**Requirements**
Copy each line that contains the word "Schützenfest".

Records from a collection
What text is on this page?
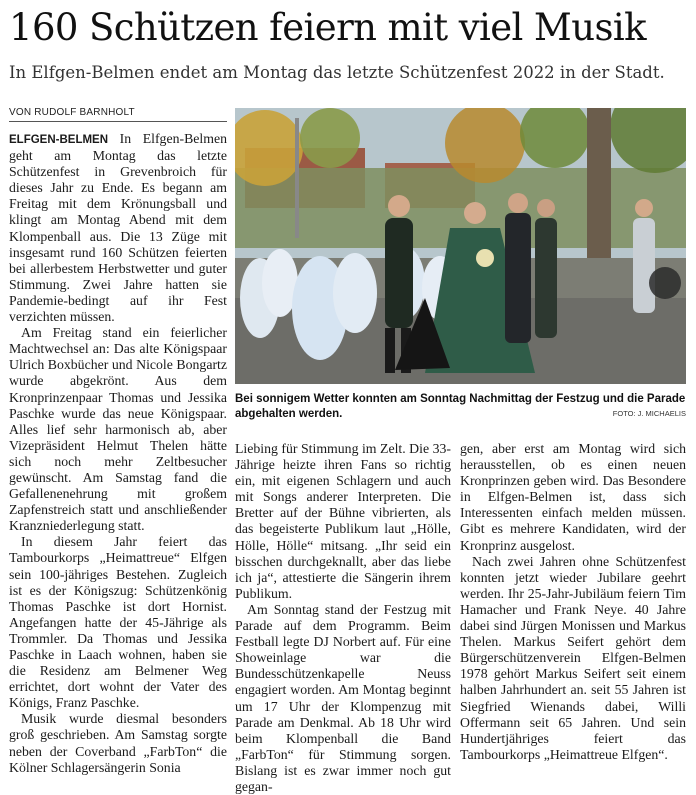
160 Schützen feiern mit viel Musik

In Elfgen-Belmen endet am Montag das letzte Schützenfest 2022 in der Stadt.

VON RUDOLF BARNHOLT

ELFGEN-BELMEN In Elfgen-Belmen geht am Montag das letzte Schützenfest in Grevenbroich für dieses Jahr zu Ende. Es begann am Freitag mit dem Krönungsball und klingt am Montag Abend mit dem Klompenball aus. Die 13 Züge mit insgesamt rund 160 Schützen feierten bei allerbestem Herbstwetter und guter Stimmung. Zwei Jahre hatten sie Pandemie-bedingt auf ihr Fest verzichten müssen.

Am Freitag stand ein feierlicher Machtwechsel an: Das alte Königspaar Ulrich Boxbücher und Nicole Bongartz wurde abgekrönt. Aus dem Kronprinzenpaar Thomas und Jessika Paschke wurde das neue Königspaar. Alles lief sehr harmonisch ab, aber Vizepräsident Helmut Thelen hätte sich noch mehr Zeltbesucher gewünscht. Am Samstag fand die Gefallenenehrung mit großem Zapfenstreich statt und anschließender Kranzniederlegung statt.

In diesem Jahr feiert das Tambourkorps „Heimattreue“ Elfgen sein 100-jähriges Bestehen. Zugleich ist es der Königszug: Schützenkönig Thomas Paschke ist dort Hornist. Angefangen hatte der 45-Jährige als Trommler. Da Thomas und Jessika Paschke in Laach wohnen, haben sie die Residenz am Belmener Weg errichtet, dort wohnt der Vater des Königs, Franz Paschke.

Musik wurde diesmal besonders groß geschrieben. Am Samstag sorgte neben der Coverband „FarbTon“ die Kölner Schlagersängerin Sonia

Bei sonnigem Wetter konnten am Sonntag Nachmittag der Festzug und die Parade abgehalten werden.	FOTO: J. MICHAELIS

Liebing für Stimmung im Zelt. Die 33-Jährige heizte ihren Fans so richtig ein, mit eigenen Schlagern und auch mit Songs anderer Interpreten. Die Bretter auf der Bühne vibrierten, als das begeisterte Publikum laut „Hölle, Hölle, Hölle“ mitsang. „Ihr seid ein bisschen durchgeknallt, aber das liebe ich ja“, attestierte die Sängerin ihrem Publikum.

Am Sonntag stand der Festzug mit Parade auf dem Programm. Beim Festball legte DJ Norbert auf. Für eine Showeinlage war die Bundesschützenkapelle Neuss engagiert worden. Am Montag beginnt um 17 Uhr der Klompenzug mit Parade am Denkmal. Ab 18 Uhr wird beim Klompenball die Band „FarbTon“ für Stimmung sorgen. Bislang ist es zwar immer noch gut gegan-

gen, aber erst am Montag wird sich herausstellen, ob es einen neuen Kronprinzen geben wird. Das Besondere in Elfgen-Belmen ist, dass sich Interessenten einfach melden müssen. Gibt es mehrere Kandidaten, wird der Kronprinz ausgelost.

Nach zwei Jahren ohne Schützenfest konnten jetzt wieder Jubilare geehrt werden. Ihr 25-Jahr-Jubiläum feiern Tim Hamacher und Frank Neye. 40 Jahre dabei sind Jürgen Monissen und Markus Thelen. Markus Seifert gehört dem Bürgerschützenverein Elfgen-Belmen 1978 gehört Markus Seifert seit einem halben Jahrhundert an. seit 55 Jahren ist Siegfried Wienands dabei, Willi Offermann seit 65 Jahren. Und sein Hundertjähriges feiert das Tambourkorps „Heimattreue Elfgen“.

**Full answer**
In Elfgen-Belmen endet am Montag das letzte Schützenfest 2022 in der Stadt.
ELFGEN-BELMEN In Elfgen-Belmen geht am Montag das letzte Schützenfest in Grevenbroich für dieses Jahr zu Ende. Es begann am Freitag mit dem Krönungsball und klingt am Montag Abend mit dem Klompenball aus. Die 13 Züge mit insgesamt rund 160 Schützen feierten bei allerbestem Herbstwetter und guter Stimmung. Zwei Jahre hatten sie Pandemie-bedingt auf ihr Fest verzichten müssen.
Nach zwei Jahren ohne Schützenfest konnten jetzt wieder Jubilare geehrt werden. Ihr 25-Jahr-Jubiläum feiern Tim Hamacher und Frank Neye. 40 Jahre dabei sind Jürgen Monissen und Markus Thelen. Markus Seifert gehört dem Bürgerschützenverein Elfgen-Belmen 1978 gehört Markus Seifert seit einem halben Jahrhundert an. seit 55 Jahren ist Siegfried Wienands dabei, Willi Offermann seit 65 Jahren. Und sein Hundertjähriges feiert das Tambourkorps „Heimattreue Elfgen“.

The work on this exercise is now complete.